BEGIN TASK MATERIAL
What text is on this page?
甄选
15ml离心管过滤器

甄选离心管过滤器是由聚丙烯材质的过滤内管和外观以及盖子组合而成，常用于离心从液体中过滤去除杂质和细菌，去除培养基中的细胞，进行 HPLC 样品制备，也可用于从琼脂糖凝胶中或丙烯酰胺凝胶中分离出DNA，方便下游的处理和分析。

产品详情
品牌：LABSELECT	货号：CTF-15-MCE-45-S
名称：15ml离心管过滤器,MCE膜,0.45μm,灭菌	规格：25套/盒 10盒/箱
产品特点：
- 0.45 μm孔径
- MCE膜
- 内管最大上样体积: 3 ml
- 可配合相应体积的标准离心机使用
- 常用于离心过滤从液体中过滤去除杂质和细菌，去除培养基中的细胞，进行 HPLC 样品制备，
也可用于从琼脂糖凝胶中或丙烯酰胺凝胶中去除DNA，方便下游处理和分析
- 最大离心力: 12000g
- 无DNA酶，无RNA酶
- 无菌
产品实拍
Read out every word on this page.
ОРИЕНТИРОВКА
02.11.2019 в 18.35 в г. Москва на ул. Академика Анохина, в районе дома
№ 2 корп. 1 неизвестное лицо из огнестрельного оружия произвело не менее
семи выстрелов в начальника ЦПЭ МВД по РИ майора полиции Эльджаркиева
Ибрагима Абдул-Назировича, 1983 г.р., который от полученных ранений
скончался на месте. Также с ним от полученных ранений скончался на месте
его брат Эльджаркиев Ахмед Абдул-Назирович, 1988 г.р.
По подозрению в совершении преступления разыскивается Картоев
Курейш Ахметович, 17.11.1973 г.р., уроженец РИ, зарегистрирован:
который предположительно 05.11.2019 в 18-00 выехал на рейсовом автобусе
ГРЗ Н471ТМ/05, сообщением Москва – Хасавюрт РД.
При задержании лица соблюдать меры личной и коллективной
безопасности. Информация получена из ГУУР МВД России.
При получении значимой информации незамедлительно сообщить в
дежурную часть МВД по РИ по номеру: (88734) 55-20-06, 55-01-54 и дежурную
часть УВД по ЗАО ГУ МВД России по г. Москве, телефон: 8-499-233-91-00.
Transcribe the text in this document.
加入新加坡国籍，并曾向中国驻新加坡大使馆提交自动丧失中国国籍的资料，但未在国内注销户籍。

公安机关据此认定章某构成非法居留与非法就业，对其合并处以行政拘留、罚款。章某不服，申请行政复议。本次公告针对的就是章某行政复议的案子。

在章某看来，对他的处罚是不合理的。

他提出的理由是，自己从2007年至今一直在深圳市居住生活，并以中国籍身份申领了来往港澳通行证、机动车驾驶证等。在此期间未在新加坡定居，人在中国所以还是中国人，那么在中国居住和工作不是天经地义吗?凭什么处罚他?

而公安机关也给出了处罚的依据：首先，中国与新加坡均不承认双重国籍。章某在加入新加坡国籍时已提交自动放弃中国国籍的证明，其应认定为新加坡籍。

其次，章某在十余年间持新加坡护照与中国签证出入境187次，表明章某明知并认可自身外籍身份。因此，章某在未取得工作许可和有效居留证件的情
END TASK MATERIAL
• **WHAT TO DO**
Return the material exactly as it stands.

• **EXERCISE OUTPUT**
What text is on this page?
甄选
15ml离心管过滤器

甄选离心管过滤器是由聚丙烯材质的过滤内管和外观以及盖子组合而成，常用于离心从液体中过滤去除杂质和细菌，去除培养基中的细胞，进行 HPLC 样品制备，也可用于从琼脂糖凝胶中或丙烯酰胺凝胶中分离出DNA，方便下游的处理和分析。

产品详情
品牌：LABSELECT	货号：CTF-15-MCE-45-S
名称：15ml离心管过滤器,MCE膜,0.45μm,灭菌	规格：25套/盒 10盒/箱
产品特点：
- 0.45 μm孔径
- MCE膜
- 内管最大上样体积: 3 ml
- 可配合相应体积的标准离心机使用
- 常用于离心过滤从液体中过滤去除杂质和细菌，去除培养基中的细胞，进行 HPLC 样品制备，
也可用于从琼脂糖凝胶中或丙烯酰胺凝胶中去除DNA，方便下游处理和分析
- 最大离心力: 12000g
- 无DNA酶，无RNA酶
- 无菌
产品实拍
Read out every word on this page.
ОРИЕНТИРОВКА
02.11.2019 в 18.35 в г. Москва на ул. Академика Анохина, в районе дома
№ 2 корп. 1 неизвестное лицо из огнестрельного оружия произвело не менее
семи выстрелов в начальника ЦПЭ МВД по РИ майора полиции Эльджаркиева
Ибрагима Абдул-Назировича, 1983 г.р., который от полученных ранений
скончался на месте. Также с ним от полученных ранений скончался на месте
его брат Эльджаркиев Ахмед Абдул-Назирович, 1988 г.р.
По подозрению в совершении преступления разыскивается Картоев
Курейш Ахметович, 17.11.1973 г.р., уроженец РИ, зарегистрирован:
который предположительно 05.11.2019 в 18-00 выехал на рейсовом автобусе
ГРЗ Н471ТМ/05, сообщением Москва – Хасавюрт РД.
При задержании лица соблюдать меры личной и коллективной
безопасности. Информация получена из ГУУР МВД России.
При получении значимой информации незамедлительно сообщить в
дежурную часть МВД по РИ по номеру: (88734) 55-20-06, 55-01-54 и дежурную
часть УВД по ЗАО ГУ МВД России по г. Москве, телефон: 8-499-233-91-00.
Transcribe the text in this document.
加入新加坡国籍，并曾向中国驻新加坡大使馆提交自动丧失中国国籍的资料，但未在国内注销户籍。

公安机关据此认定章某构成非法居留与非法就业，对其合并处以行政拘留、罚款。章某不服，申请行政复议。本次公告针对的就是章某行政复议的案子。

在章某看来，对他的处罚是不合理的。

他提出的理由是，自己从2007年至今一直在深圳市居住生活，并以中国籍身份申领了来往港澳通行证、机动车驾驶证等。在此期间未在新加坡定居，人在中国所以还是中国人，那么在中国居住和工作不是天经地义吗?凭什么处罚他?

而公安机关也给出了处罚的依据：首先，中国与新加坡均不承认双重国籍。章某在加入新加坡国籍时已提交自动放弃中国国籍的证明，其应认定为新加坡籍。

其次，章某在十余年间持新加坡护照与中国签证出入境187次，表明章某明知并认可自身外籍身份。因此，章某在未取得工作许可和有效居留证件的情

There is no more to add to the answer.